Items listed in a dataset
--------

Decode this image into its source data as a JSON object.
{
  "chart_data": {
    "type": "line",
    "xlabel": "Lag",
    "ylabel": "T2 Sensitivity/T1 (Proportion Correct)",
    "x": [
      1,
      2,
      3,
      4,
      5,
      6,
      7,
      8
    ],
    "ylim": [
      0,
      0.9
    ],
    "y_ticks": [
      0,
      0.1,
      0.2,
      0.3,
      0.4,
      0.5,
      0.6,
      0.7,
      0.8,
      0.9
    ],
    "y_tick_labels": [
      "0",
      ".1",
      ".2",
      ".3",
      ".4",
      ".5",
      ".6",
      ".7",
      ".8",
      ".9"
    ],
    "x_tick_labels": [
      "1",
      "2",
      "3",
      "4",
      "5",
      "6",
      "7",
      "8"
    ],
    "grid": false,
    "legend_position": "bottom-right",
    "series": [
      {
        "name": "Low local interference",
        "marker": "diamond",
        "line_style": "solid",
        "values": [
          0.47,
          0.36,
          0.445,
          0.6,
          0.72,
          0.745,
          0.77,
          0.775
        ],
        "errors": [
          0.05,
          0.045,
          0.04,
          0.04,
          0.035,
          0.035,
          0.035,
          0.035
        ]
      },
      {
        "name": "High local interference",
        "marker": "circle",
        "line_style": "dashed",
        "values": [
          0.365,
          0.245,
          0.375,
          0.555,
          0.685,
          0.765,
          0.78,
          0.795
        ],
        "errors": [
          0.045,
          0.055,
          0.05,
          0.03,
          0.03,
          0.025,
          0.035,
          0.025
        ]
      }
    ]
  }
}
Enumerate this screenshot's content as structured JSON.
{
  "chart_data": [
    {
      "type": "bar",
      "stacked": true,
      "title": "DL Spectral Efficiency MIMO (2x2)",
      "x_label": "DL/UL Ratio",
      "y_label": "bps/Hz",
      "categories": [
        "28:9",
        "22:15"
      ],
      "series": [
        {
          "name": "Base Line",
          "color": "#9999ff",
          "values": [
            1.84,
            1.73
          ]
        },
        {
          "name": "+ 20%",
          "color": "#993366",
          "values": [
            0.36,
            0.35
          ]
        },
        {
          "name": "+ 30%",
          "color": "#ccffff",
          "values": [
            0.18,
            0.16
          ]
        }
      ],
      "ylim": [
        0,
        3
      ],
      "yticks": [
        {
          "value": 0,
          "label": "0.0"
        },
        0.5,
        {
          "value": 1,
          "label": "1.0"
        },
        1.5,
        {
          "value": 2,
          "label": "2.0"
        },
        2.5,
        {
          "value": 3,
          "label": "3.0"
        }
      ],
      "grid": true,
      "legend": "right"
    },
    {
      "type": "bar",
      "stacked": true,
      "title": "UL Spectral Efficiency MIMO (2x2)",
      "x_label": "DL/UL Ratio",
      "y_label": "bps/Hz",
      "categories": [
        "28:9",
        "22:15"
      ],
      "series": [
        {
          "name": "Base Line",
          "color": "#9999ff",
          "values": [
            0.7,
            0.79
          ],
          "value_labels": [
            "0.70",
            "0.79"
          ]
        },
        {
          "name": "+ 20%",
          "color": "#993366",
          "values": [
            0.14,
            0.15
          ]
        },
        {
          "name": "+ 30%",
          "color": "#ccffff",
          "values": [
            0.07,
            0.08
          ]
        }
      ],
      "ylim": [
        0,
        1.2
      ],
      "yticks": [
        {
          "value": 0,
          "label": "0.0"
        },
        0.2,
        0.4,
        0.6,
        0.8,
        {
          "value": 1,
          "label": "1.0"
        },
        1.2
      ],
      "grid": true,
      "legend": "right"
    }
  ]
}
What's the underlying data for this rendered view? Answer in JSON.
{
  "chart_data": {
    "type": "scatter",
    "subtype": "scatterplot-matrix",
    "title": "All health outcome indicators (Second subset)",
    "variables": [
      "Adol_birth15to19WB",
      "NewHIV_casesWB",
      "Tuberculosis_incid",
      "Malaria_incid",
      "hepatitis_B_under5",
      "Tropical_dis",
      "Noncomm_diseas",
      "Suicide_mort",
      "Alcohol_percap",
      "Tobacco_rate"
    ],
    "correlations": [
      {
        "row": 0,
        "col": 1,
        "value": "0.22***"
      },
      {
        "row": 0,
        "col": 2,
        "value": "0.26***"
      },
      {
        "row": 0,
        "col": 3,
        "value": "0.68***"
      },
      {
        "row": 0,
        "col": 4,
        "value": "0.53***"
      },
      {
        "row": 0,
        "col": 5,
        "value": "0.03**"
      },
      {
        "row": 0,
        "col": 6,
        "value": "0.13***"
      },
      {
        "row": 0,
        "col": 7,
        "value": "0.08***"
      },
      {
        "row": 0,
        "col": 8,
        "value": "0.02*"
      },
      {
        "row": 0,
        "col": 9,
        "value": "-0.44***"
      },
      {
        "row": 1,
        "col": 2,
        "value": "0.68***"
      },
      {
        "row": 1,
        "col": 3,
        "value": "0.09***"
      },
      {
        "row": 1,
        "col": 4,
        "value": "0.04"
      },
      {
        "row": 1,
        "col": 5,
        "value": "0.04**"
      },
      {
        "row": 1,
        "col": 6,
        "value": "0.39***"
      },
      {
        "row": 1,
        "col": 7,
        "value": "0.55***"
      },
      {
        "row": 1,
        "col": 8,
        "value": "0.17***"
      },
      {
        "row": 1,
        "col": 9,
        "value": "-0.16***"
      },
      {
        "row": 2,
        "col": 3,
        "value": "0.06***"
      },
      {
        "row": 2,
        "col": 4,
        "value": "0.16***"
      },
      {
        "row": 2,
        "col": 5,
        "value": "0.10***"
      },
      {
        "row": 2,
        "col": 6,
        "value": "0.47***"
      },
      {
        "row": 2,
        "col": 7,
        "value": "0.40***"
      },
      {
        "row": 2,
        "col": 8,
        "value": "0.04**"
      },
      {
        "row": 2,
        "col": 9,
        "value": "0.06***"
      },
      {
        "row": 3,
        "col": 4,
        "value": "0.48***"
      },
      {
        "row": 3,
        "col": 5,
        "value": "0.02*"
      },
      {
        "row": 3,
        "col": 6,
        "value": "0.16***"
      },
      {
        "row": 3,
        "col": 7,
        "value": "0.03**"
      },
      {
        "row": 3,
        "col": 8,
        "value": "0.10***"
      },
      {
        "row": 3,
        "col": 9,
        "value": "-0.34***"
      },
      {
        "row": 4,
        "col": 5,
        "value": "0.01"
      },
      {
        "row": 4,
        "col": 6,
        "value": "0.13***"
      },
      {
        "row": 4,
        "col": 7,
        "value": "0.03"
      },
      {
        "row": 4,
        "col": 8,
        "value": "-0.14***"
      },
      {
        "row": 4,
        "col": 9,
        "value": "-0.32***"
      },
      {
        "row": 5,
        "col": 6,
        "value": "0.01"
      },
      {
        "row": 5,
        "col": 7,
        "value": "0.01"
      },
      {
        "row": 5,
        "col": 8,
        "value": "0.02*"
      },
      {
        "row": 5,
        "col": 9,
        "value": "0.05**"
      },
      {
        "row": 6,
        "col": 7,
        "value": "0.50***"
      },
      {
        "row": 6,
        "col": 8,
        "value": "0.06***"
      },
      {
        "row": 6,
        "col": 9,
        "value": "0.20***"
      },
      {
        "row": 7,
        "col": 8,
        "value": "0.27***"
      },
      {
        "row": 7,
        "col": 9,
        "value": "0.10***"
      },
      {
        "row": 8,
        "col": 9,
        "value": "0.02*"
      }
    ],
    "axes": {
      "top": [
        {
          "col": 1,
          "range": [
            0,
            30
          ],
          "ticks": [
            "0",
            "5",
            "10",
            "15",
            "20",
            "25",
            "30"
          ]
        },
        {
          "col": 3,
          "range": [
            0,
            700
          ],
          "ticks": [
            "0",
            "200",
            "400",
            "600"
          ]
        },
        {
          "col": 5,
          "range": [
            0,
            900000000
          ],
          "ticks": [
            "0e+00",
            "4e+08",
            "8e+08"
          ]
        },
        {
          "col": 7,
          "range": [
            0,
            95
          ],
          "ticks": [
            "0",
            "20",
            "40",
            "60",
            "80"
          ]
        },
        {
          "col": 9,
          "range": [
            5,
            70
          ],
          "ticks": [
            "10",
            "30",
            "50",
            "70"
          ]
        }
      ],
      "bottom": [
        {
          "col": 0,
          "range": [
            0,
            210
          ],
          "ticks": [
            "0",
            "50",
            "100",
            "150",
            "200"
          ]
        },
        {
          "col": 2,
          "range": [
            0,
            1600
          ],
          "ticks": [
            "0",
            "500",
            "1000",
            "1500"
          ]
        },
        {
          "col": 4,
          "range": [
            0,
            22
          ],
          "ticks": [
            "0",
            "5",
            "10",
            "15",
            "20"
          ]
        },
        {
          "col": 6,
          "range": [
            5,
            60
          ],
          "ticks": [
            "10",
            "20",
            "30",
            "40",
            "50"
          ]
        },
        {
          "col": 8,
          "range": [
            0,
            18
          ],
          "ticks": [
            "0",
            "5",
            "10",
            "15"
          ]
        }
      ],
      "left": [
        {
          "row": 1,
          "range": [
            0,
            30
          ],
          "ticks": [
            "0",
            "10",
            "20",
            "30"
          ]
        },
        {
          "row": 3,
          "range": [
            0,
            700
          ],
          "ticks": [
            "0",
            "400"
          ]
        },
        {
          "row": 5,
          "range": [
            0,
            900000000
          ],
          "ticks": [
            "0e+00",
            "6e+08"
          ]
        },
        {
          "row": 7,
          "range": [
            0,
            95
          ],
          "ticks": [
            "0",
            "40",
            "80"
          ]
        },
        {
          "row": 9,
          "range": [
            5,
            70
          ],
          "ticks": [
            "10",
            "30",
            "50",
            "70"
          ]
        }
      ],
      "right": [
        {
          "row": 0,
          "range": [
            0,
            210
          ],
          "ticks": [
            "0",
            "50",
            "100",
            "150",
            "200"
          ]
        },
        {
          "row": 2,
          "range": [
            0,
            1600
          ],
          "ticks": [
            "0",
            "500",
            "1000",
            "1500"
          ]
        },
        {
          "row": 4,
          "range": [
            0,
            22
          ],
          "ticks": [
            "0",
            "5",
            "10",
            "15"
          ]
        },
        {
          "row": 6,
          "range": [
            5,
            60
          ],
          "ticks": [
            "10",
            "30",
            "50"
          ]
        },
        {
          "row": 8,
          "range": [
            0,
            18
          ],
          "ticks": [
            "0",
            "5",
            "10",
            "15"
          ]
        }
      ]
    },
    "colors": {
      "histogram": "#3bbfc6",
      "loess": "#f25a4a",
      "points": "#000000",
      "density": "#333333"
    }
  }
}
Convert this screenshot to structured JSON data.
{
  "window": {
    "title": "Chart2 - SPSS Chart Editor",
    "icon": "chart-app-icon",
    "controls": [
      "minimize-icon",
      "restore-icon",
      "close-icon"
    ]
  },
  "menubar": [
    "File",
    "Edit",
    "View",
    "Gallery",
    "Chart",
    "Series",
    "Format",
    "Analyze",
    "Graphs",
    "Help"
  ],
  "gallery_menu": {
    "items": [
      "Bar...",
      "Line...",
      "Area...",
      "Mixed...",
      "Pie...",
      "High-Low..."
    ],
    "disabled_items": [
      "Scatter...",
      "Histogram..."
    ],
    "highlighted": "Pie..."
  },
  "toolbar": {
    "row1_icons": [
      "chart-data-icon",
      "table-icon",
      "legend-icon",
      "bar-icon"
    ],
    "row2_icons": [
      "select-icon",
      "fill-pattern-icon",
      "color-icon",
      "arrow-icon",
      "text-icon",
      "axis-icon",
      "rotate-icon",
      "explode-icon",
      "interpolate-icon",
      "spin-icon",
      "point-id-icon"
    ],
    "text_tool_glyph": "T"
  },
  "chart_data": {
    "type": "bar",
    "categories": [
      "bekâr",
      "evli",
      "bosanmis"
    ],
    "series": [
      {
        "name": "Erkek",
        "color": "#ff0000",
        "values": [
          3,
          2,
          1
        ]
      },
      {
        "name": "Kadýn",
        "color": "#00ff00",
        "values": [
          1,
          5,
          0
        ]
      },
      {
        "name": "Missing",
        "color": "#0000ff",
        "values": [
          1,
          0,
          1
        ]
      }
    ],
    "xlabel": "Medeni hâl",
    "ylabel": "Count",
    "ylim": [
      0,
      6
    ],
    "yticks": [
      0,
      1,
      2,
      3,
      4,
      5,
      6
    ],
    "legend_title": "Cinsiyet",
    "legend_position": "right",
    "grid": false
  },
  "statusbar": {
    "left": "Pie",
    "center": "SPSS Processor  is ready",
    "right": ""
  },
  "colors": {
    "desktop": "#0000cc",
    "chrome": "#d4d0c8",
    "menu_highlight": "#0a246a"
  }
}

--------

*WHAT IS REQUIRED:* From the entries above, pull out each line that includes "MIMO".

*ANSWER TO THE EXERCISE:*
      "title": "DL Spectral Efficiency MIMO (2x2)",
      "title": "UL Spectral Efficiency MIMO (2x2)",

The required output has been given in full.